→ Exercise passage

The first difference appears to be stationary.
gdp %>%
features(RGDP,unitroot_ndiffs)
## # A tibble: 1 × 1
## ndiffs
## <int>
## 1 1
This confirms that one differences is necessary.
gdparfit <- gdp_train %>%
model(
arima110=ARIMA(RGDP~pdq(1,1,0)),
arima010=ARIMA(RGDP~pdq(0,1,0)),
arima011=ARIMA(RGDP~pdq(0,1,1)),
arima111=ARIMA(RGDP~pdq(1,1,1)),
arima=ARIMA(RGDP),
arima1=ARIMA(RGDP,stepwise = FALSE)
)
report(gdparfit)
## Warning in report.mdl_df(gdparfit): Model reporting is only supported for
## individual models, so a glance will be shown. To see the report for a specific
## model, use `select()` and `filter()` to identify a single model.
## # A tibble: 6 × 8
## .model sigma2 log_lik AIC AICc BIC ar_roots ma_roots
## <chr> <dbl> <dbl> <dbl> <dbl> <dbl> <list> <list>
## 1 arima110 15100791. -570. 1148. 1149. 1156. <cpl [1]> <cpl [4]>
## 2 arima010 15251663. -571. 1148. 1148. 1154. <cpl [4]> <cpl [0]>
## 3 arima011 15141770. -570. 1148. 1149. 1157. <cpl [4]> <cpl [1]>
## 4 arima111 14801345. -570. 1147. 1148. 1156. <cpl [1]> <cpl [5]>
## 5 arima 14801690. -561. 1127. 1128. 1134. <cpl [0]> <cpl [5]>
## 6 arima1 14272983. -559. 1126. 1127. 1134. <cpl [3]> <cpl [0]>
The automatic ARIMA with no stepwise returned the lowest AICc.
accuracy(gdparfit)
## # A tibble: 6 × 10
## .model .type ME RMSE MAE MPE MAPE MASE RMSSE ACF1
## <chr> <chr> <dbl> <dbl> <dbl> <dbl> <dbl> <dbl> <dbl> <dbl>
## 1 arima110 Training -4.86 3754. 2554. -0.0185 0.544 0.217 0.274 -0.0134
## 2 arima010 Training 13.1 3806. 2562. -0.0152 0.547 0.217 0.277 0.164
## 3 arima011 Training 5.83 3759. 2571. -0.0148 0.548 0.218 0.274 0.00301
## 4 arima111 Training 531. 3717. 2741. 0.109 0.589 0.233 0.271 -0.0223
## 5 arima Training 156. 3717. 2679. 0.0330 0.577 0.227 0.271 0.00970
## 6 arima1 Training 45.4 3617. 2657. 0.0117 0.577 0.225 0.264 0.0337
Same for this one.

→ Entries supplied
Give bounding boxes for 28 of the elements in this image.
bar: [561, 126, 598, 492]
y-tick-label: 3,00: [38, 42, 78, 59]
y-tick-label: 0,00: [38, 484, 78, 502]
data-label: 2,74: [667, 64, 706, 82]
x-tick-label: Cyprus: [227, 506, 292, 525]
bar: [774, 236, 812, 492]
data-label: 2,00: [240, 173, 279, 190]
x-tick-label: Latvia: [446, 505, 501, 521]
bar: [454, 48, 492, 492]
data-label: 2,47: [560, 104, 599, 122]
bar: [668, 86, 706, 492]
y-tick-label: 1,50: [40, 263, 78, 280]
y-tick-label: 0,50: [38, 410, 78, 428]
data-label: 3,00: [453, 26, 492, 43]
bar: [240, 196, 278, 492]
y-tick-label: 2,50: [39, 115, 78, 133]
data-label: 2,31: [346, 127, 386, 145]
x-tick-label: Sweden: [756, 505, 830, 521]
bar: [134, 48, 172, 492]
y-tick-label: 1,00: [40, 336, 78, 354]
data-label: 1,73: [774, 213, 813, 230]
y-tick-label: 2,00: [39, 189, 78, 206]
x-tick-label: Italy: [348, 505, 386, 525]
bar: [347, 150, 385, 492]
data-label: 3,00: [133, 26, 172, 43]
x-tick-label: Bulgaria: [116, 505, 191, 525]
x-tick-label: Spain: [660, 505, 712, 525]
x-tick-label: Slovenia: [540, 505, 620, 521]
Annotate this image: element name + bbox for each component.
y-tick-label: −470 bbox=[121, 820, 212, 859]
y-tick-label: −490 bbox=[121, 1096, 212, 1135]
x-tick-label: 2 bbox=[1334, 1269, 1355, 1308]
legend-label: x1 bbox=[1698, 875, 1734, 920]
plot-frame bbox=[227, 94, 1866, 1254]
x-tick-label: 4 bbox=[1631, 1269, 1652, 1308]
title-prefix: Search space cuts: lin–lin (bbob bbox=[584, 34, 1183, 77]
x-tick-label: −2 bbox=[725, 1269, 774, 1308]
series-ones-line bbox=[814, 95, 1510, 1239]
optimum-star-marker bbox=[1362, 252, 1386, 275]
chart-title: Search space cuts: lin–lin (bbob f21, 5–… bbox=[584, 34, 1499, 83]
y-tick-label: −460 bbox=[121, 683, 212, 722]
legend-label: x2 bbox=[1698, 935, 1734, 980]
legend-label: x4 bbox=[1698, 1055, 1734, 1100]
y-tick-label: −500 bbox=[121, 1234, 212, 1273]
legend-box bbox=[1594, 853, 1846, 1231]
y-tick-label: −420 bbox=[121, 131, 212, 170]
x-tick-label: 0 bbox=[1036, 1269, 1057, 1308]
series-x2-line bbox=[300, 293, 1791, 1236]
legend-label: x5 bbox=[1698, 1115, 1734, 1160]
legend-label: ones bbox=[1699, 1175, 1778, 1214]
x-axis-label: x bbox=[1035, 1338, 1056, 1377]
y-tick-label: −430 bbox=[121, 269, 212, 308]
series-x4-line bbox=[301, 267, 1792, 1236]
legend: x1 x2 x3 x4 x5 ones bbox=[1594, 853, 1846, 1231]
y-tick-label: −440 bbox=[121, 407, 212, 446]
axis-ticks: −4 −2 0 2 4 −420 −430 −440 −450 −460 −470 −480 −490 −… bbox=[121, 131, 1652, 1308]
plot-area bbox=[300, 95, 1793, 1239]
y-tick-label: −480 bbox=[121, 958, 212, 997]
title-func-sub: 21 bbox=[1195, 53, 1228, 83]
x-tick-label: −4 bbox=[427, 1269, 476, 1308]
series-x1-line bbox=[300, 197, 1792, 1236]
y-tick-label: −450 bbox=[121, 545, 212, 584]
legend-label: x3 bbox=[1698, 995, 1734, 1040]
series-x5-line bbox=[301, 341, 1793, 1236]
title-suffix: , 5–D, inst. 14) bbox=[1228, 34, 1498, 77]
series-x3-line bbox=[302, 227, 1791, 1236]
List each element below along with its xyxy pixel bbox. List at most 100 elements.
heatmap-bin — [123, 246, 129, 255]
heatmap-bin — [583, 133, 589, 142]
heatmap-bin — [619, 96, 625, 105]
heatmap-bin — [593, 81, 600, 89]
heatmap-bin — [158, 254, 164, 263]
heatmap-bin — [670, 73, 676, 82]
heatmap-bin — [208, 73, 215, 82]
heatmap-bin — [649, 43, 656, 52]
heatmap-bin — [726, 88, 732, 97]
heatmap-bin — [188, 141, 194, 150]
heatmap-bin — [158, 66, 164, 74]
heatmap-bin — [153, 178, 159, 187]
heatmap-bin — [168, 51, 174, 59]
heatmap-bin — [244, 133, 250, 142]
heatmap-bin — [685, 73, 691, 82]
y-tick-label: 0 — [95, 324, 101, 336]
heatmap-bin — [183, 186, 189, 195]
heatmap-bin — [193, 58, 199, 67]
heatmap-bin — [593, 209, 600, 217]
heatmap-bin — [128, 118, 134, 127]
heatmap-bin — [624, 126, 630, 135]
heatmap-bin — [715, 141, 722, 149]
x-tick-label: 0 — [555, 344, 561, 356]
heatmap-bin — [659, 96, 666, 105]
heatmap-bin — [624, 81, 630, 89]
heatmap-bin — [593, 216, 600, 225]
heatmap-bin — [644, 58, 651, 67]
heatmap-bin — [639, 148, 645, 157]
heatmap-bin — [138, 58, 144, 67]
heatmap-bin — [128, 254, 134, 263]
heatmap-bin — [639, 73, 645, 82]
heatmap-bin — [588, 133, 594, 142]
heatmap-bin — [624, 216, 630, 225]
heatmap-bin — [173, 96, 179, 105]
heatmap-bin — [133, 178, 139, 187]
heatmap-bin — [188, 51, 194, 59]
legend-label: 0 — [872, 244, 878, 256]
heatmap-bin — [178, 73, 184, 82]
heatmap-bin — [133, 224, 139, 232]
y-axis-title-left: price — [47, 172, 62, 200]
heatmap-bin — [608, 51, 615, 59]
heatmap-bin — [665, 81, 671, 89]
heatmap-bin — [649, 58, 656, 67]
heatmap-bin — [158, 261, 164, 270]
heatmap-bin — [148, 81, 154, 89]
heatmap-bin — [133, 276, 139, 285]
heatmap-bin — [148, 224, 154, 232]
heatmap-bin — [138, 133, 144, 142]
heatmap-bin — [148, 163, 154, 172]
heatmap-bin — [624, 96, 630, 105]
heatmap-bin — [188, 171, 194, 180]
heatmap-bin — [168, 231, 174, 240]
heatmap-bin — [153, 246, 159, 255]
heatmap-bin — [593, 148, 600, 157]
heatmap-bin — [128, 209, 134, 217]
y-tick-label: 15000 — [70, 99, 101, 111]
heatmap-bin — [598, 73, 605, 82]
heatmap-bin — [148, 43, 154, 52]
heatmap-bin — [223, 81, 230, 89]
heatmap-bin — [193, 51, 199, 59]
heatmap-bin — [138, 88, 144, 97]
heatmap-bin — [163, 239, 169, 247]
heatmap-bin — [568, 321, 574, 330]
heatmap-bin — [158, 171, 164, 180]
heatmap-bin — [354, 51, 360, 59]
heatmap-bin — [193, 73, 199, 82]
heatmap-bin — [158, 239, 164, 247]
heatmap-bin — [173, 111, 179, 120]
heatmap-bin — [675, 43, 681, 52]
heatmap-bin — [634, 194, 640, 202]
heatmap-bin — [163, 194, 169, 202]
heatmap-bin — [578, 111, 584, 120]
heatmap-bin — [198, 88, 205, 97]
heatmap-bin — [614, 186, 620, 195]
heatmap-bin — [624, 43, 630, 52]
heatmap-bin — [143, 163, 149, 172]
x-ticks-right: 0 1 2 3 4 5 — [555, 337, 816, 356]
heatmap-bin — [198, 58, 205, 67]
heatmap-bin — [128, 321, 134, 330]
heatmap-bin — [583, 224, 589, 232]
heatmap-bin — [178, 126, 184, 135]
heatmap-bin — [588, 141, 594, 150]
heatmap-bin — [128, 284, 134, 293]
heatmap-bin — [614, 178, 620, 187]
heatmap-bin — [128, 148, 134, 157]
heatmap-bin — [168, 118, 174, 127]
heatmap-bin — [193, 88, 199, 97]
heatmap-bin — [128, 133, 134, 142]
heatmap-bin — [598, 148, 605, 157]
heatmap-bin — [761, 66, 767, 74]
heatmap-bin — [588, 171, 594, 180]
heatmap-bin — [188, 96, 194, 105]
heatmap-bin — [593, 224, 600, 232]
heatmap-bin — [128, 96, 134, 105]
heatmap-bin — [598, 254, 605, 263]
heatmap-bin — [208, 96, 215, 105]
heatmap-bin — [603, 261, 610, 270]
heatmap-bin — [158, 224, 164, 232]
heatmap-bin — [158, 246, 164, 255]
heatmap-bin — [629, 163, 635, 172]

→ Problems to work on
A - In the ARIMA model output, shorten the sentence that begins "The automatic ARIMA with no stepwise" while keeping its main facts.
B - Reproduce the ARIMA model output from "gdparfit <- gdp_train" up to and including "a single model.".

→ Expected outputs
A - Non-stepwise automatic ARIMA gave the lowest AICc.

B -
gdparfit <- gdp_train %>%
model(
arima110=ARIMA(RGDP~pdq(1,1,0)),
arima010=ARIMA(RGDP~pdq(0,1,0)),
arima011=ARIMA(RGDP~pdq(0,1,1)),
arima111=ARIMA(RGDP~pdq(1,1,1)),
arima=ARIMA(RGDP),
arima1=ARIMA(RGDP,stepwise = FALSE)
)
report(gdparfit)
## Warning in report.mdl_df(gdparfit): Model reporting is only supported for
## individual models, so a glance will be shown. To see the report for a specific
## model, use `select()` and `filter()` to identify a single model.